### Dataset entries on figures
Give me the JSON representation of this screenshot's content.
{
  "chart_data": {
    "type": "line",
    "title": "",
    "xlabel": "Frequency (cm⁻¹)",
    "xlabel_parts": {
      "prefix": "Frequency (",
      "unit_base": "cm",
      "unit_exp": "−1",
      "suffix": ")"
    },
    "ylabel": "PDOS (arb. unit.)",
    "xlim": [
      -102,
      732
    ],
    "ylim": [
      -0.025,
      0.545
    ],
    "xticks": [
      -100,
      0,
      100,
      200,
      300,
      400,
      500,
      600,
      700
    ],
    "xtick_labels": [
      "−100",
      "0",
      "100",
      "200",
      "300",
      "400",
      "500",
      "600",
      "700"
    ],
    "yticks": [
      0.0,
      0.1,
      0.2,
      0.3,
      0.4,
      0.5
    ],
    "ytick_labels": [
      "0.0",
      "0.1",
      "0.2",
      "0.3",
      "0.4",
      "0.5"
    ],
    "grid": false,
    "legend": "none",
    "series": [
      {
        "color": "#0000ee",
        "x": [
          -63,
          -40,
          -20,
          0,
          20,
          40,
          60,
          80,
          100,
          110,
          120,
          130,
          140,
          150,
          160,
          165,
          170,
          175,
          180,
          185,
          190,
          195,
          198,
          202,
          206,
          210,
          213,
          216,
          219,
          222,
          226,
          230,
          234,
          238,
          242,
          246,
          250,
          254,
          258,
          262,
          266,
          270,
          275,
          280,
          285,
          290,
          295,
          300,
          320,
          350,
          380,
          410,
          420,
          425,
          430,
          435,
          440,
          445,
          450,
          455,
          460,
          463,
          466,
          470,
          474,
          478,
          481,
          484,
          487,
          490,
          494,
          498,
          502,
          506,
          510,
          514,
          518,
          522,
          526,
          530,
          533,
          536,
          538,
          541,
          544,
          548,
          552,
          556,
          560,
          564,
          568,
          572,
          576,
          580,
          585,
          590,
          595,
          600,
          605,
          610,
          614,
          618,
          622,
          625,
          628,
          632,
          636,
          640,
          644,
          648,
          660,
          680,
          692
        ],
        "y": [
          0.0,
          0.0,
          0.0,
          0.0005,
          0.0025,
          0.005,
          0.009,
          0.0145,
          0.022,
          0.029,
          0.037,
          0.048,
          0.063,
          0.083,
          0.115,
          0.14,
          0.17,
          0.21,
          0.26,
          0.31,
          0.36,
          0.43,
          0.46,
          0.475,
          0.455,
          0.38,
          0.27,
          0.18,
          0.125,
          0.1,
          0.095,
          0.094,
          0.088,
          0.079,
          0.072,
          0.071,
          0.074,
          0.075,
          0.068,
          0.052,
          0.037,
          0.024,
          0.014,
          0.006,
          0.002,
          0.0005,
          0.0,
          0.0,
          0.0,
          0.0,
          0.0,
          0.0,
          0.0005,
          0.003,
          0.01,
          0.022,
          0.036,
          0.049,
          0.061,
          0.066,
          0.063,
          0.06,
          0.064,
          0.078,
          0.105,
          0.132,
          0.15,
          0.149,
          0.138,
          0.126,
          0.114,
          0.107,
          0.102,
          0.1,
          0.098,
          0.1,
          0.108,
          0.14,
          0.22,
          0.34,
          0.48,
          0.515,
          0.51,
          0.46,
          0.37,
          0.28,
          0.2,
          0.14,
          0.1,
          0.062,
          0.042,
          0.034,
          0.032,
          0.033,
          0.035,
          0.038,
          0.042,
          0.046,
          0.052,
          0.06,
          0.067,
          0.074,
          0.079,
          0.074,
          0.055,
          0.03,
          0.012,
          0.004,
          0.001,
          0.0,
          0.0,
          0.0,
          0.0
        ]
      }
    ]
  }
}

### What the exercise asks
Repeat each record exactly. Omit nothing.

### Complete output
Give me the JSON representation of this screenshot's content.
{
  "chart_data": {
    "type": "line",
    "title": "",
    "xlabel": "Frequency (cm⁻¹)",
    "xlabel_parts": {
      "prefix": "Frequency (",
      "unit_base": "cm",
      "unit_exp": "−1",
      "suffix": ")"
    },
    "ylabel": "PDOS (arb. unit.)",
    "xlim": [
      -102,
      732
    ],
    "ylim": [
      -0.025,
      0.545
    ],
    "xticks": [
      -100,
      0,
      100,
      200,
      300,
      400,
      500,
      600,
      700
    ],
    "xtick_labels": [
      "−100",
      "0",
      "100",
      "200",
      "300",
      "400",
      "500",
      "600",
      "700"
    ],
    "yticks": [
      0.0,
      0.1,
      0.2,
      0.3,
      0.4,
      0.5
    ],
    "ytick_labels": [
      "0.0",
      "0.1",
      "0.2",
      "0.3",
      "0.4",
      "0.5"
    ],
    "grid": false,
    "legend": "none",
    "series": [
      {
        "color": "#0000ee",
        "x": [
          -63,
          -40,
          -20,
          0,
          20,
          40,
          60,
          80,
          100,
          110,
          120,
          130,
          140,
          150,
          160,
          165,
          170,
          175,
          180,
          185,
          190,
          195,
          198,
          202,
          206,
          210,
          213,
          216,
          219,
          222,
          226,
          230,
          234,
          238,
          242,
          246,
          250,
          254,
          258,
          262,
          266,
          270,
          275,
          280,
          285,
          290,
          295,
          300,
          320,
          350,
          380,
          410,
          420,
          425,
          430,
          435,
          440,
          445,
          450,
          455,
          460,
          463,
          466,
          470,
          474,
          478,
          481,
          484,
          487,
          490,
          494,
          498,
          502,
          506,
          510,
          514,
          518,
          522,
          526,
          530,
          533,
          536,
          538,
          541,
          544,
          548,
          552,
          556,
          560,
          564,
          568,
          572,
          576,
          580,
          585,
          590,
          595,
          600,
          605,
          610,
          614,
          618,
          622,
          625,
          628,
          632,
          636,
          640,
          644,
          648,
          660,
          680,
          692
        ],
        "y": [
          0.0,
          0.0,
          0.0,
          0.0005,
          0.0025,
          0.005,
          0.009,
          0.0145,
          0.022,
          0.029,
          0.037,
          0.048,
          0.063,
          0.083,
          0.115,
          0.14,
          0.17,
          0.21,
          0.26,
          0.31,
          0.36,
          0.43,
          0.46,
          0.475,
          0.455,
          0.38,
          0.27,
          0.18,
          0.125,
          0.1,
          0.095,
          0.094,
          0.088,
          0.079,
          0.072,
          0.071,
          0.074,
          0.075,
          0.068,
          0.052,
          0.037,
          0.024,
          0.014,
          0.006,
          0.002,
          0.0005,
          0.0,
          0.0,
          0.0,
          0.0,
          0.0,
          0.0,
          0.0005,
          0.003,
          0.01,
          0.022,
          0.036,
          0.049,
          0.061,
          0.066,
          0.063,
          0.06,
          0.064,
          0.078,
          0.105,
          0.132,
          0.15,
          0.149,
          0.138,
          0.126,
          0.114,
          0.107,
          0.102,
          0.1,
          0.098,
          0.1,
          0.108,
          0.14,
          0.22,
          0.34,
          0.48,
          0.515,
          0.51,
          0.46,
          0.37,
          0.28,
          0.2,
          0.14,
          0.1,
          0.062,
          0.042,
          0.034,
          0.032,
          0.033,
          0.035,
          0.038,
          0.042,
          0.046,
          0.052,
          0.06,
          0.067,
          0.074,
          0.079,
          0.074,
          0.055,
          0.03,
          0.012,
          0.004,
          0.001,
          0.0,
          0.0,
          0.0,
          0.0
        ]
      }
    ]
  }
}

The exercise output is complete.